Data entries

----------

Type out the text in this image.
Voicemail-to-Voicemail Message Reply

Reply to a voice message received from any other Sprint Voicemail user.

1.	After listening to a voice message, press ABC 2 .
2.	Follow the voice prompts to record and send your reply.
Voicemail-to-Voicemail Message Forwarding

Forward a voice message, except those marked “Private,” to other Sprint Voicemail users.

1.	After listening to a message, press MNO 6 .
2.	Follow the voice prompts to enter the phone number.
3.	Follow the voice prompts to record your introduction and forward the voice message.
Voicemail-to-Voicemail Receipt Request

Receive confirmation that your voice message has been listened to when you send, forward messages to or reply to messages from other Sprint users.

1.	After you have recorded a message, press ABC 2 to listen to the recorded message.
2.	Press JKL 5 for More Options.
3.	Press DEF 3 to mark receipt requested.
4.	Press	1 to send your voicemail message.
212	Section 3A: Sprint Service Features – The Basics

----------

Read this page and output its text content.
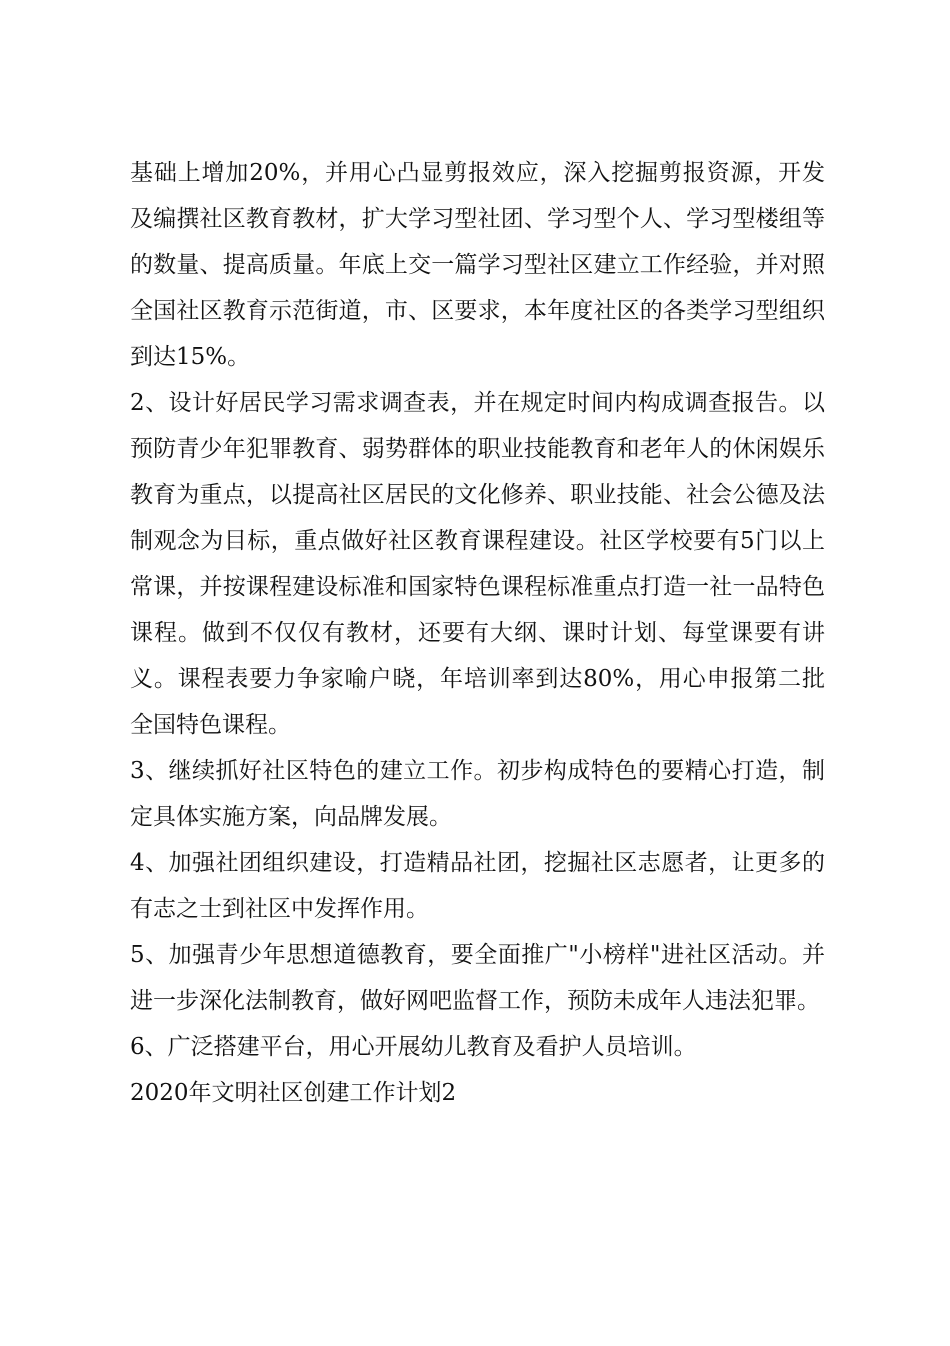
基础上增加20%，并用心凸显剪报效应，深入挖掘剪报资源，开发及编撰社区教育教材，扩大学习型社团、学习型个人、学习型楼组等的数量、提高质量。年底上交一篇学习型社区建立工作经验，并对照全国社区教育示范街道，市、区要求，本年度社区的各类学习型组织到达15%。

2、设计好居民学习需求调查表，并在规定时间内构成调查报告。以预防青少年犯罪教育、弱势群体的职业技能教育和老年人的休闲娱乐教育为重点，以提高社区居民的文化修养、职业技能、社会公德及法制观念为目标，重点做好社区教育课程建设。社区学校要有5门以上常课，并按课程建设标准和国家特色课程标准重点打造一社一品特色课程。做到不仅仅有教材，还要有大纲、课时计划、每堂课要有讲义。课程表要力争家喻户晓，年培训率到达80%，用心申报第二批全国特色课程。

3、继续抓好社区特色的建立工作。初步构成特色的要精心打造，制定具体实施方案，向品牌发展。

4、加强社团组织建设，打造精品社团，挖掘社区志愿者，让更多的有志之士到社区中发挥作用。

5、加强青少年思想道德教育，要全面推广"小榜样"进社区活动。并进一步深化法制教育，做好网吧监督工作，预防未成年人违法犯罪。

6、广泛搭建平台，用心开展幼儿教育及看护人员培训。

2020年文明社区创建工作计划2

----------

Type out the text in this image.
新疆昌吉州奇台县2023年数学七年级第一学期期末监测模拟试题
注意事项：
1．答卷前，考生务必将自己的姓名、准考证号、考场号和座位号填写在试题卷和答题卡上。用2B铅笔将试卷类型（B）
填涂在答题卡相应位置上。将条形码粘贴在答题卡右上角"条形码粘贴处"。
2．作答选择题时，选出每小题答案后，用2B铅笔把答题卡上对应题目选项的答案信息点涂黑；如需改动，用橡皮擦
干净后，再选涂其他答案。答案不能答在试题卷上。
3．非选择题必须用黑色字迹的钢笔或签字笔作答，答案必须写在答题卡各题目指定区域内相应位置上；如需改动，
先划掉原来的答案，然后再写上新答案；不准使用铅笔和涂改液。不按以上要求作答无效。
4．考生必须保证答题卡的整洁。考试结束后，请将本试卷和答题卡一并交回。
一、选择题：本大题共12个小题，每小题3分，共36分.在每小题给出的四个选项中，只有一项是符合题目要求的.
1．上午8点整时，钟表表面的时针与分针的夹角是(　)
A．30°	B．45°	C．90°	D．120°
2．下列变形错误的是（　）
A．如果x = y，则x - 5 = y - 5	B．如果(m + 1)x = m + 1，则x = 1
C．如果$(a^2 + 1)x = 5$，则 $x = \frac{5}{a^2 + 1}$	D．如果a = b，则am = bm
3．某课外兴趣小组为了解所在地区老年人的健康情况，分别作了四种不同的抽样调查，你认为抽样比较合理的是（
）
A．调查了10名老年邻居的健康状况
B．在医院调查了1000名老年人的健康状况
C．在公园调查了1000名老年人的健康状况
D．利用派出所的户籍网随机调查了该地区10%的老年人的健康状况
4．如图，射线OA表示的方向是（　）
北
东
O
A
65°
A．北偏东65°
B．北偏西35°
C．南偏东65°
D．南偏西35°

----------

→ WHAT TO PRODUCE
Copy all lines of the material above where the string "from" occurs.

→ THE RESPONSE
Reply to a voice message received from any other Sprint Voicemail user.
Receive confirmation that your voice message has been listened to when you send, forward messages to or reply to messages from other Sprint users.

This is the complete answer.